Pull out from the material below all lines with "color".

BEGIN

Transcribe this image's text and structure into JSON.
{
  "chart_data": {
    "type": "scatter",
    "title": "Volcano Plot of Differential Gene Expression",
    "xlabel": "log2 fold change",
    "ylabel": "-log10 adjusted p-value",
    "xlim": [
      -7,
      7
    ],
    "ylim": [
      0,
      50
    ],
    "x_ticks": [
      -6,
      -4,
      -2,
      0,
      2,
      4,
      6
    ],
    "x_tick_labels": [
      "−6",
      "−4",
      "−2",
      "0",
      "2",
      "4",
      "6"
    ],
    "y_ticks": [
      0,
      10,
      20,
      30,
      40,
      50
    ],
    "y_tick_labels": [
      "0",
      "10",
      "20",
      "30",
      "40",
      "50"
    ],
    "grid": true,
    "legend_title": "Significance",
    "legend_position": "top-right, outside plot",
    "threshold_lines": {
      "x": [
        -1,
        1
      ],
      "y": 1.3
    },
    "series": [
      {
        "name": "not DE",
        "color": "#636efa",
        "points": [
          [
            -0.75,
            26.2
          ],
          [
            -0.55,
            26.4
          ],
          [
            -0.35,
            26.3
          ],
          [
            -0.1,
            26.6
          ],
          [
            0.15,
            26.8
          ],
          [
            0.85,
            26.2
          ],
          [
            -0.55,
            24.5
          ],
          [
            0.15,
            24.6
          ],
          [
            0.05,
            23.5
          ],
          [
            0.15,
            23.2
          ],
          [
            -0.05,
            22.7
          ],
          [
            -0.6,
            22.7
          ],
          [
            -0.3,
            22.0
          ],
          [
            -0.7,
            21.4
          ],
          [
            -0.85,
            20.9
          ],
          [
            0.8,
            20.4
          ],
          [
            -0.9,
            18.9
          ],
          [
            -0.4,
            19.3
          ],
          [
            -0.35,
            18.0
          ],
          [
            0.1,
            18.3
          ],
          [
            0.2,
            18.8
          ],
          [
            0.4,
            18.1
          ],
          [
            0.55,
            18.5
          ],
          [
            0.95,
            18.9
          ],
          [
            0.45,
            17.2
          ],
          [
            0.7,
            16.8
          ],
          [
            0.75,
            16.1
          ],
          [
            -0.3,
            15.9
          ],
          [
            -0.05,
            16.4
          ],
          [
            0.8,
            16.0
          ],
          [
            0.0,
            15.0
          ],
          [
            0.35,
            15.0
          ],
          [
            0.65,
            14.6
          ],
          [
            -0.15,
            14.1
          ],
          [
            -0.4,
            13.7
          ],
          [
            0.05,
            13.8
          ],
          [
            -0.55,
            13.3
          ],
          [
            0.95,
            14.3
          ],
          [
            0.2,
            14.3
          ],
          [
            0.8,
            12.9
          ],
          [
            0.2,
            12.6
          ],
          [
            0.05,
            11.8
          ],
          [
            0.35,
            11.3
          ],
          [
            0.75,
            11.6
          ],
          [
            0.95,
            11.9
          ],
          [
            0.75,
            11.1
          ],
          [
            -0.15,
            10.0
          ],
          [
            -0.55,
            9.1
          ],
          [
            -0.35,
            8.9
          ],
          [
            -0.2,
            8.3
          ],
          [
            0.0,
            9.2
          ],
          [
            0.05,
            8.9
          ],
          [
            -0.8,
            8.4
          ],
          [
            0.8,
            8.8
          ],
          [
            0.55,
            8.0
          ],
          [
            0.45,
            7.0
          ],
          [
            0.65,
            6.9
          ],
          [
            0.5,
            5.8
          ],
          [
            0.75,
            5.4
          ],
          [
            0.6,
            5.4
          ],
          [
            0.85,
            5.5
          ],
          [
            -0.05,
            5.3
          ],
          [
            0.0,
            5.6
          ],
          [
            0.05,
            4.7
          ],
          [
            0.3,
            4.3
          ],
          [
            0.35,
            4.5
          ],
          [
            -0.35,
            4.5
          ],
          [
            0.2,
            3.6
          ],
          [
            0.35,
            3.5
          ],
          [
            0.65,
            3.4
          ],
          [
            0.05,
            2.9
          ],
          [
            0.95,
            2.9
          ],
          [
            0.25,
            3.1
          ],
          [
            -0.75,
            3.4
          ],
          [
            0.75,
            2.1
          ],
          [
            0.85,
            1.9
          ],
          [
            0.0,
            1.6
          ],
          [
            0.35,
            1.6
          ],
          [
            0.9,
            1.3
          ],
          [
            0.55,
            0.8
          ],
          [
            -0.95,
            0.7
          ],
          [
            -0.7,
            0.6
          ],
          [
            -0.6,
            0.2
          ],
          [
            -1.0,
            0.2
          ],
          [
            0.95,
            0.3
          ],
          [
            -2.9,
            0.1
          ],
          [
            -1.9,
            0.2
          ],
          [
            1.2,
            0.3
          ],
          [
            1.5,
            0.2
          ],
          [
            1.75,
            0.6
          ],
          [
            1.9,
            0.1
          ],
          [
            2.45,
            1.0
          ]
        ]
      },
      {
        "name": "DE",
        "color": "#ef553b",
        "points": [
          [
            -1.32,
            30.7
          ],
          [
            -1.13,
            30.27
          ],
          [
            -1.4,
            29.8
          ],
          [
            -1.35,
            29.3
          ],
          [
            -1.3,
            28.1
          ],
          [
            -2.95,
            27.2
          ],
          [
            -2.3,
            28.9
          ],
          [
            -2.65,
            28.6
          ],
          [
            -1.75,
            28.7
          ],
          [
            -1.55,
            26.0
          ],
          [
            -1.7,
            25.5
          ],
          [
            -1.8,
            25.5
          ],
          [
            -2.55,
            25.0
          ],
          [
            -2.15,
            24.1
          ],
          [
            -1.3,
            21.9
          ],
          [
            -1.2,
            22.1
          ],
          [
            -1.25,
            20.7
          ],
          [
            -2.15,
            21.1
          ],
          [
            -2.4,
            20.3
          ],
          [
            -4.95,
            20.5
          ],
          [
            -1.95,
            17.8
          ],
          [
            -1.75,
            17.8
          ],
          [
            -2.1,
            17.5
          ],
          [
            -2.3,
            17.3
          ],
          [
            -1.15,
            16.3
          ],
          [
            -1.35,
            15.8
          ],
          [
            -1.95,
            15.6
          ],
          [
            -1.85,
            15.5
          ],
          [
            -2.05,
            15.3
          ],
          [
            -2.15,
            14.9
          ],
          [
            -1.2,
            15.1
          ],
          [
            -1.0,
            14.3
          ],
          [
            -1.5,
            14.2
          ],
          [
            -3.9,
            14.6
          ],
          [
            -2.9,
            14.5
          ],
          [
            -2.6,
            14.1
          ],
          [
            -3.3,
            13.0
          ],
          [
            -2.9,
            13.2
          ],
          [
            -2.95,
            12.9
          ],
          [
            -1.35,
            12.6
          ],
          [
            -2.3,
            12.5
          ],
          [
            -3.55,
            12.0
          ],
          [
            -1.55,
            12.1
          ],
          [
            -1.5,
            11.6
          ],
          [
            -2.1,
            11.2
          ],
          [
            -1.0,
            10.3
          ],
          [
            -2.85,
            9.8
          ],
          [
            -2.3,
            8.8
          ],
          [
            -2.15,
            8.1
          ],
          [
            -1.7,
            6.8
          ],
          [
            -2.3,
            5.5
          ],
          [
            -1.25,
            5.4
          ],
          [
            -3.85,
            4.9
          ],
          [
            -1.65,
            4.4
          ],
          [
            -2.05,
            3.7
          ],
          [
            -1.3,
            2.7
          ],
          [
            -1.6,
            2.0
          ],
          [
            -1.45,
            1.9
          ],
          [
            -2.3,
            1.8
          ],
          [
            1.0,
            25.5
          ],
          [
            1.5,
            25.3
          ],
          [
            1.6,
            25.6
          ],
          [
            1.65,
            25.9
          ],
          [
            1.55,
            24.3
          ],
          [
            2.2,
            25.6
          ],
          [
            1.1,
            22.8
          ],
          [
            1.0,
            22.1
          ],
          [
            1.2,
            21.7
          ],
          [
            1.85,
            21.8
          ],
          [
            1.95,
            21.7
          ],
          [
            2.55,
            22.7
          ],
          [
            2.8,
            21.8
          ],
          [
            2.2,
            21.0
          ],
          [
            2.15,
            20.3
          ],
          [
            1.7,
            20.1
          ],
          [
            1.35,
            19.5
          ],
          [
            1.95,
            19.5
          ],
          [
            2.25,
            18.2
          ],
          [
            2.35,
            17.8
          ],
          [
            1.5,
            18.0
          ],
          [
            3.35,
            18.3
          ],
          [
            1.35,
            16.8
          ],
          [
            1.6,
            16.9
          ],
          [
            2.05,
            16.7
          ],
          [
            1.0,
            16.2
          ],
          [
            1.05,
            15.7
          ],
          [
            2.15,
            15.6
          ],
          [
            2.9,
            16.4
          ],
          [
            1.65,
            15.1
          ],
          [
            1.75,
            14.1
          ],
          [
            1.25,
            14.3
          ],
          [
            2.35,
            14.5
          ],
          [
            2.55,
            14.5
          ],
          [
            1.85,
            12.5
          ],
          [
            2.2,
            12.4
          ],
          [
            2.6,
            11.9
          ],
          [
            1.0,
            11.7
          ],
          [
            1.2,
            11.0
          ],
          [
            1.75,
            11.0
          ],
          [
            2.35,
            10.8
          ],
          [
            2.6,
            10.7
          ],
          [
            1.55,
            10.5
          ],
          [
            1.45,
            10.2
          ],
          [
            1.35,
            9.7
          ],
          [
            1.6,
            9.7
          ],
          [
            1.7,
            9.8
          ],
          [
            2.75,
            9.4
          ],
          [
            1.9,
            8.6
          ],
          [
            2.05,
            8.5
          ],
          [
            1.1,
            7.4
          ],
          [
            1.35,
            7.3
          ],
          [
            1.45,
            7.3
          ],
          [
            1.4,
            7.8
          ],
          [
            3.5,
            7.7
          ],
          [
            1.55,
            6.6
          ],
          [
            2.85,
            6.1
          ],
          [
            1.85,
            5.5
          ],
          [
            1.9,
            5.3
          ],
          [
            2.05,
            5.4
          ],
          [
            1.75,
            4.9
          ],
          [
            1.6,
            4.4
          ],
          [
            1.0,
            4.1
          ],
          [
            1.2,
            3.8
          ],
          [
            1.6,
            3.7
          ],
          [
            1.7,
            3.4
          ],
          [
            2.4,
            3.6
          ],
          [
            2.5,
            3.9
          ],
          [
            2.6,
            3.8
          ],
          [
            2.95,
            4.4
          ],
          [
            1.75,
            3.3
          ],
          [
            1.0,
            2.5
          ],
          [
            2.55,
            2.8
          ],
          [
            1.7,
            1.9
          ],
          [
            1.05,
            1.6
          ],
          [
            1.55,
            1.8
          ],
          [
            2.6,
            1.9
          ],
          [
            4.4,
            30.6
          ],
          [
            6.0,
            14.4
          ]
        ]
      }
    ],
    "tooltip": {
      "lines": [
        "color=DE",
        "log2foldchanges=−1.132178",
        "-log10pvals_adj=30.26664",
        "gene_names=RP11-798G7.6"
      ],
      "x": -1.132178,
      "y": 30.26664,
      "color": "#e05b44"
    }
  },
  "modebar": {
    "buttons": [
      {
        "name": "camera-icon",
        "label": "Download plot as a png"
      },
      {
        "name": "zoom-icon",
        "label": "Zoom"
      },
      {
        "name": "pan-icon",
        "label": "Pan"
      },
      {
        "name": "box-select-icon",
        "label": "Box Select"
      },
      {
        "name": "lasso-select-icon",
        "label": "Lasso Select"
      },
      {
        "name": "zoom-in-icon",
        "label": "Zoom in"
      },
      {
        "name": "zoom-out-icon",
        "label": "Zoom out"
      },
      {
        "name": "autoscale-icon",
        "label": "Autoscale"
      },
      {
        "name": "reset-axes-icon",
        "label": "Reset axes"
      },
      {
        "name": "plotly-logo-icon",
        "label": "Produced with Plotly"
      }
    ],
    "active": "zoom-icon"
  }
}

END

§ **Task result**
        "color": "#636efa",
        "color": "#ef553b",
        "color=DE",
      "color": "#e05b44"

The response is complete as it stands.